What to do
All of the data needs to be reproduced with no alterations.

Entries shown
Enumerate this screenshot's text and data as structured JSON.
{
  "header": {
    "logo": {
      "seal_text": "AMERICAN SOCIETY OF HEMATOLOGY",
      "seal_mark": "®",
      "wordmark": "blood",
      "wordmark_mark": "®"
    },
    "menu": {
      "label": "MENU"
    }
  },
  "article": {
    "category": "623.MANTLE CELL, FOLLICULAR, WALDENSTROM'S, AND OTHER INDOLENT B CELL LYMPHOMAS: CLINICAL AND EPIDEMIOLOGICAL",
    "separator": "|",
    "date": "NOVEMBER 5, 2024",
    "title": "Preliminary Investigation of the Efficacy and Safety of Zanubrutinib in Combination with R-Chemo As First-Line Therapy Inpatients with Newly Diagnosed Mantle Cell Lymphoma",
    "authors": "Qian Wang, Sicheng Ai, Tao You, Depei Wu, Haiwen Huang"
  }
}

Answer space
Enumerate this screenshot's text and data as structured JSON.
{
  "header": {
    "logo": {
      "seal_text": "AMERICAN SOCIETY OF HEMATOLOGY",
      "seal_mark": "®",
      "wordmark": "blood",
      "wordmark_mark": "®"
    },
    "menu": {
      "label": "MENU"
    }
  },
  "article": {
    "category": "623.MANTLE CELL, FOLLICULAR, WALDENSTROM'S, AND OTHER INDOLENT B CELL LYMPHOMAS: CLINICAL AND EPIDEMIOLOGICAL",
    "separator": "|",
    "date": "NOVEMBER 5, 2024",
    "title": "Preliminary Investigation of the Efficacy and Safety of Zanubrutinib in Combination with R-Chemo As First-Line Therapy Inpatients with Newly Diagnosed Mantle Cell Lymphoma",
    "authors": "Qian Wang, Sicheng Ai, Tao You, Depei Wu, Haiwen Huang"
  }
}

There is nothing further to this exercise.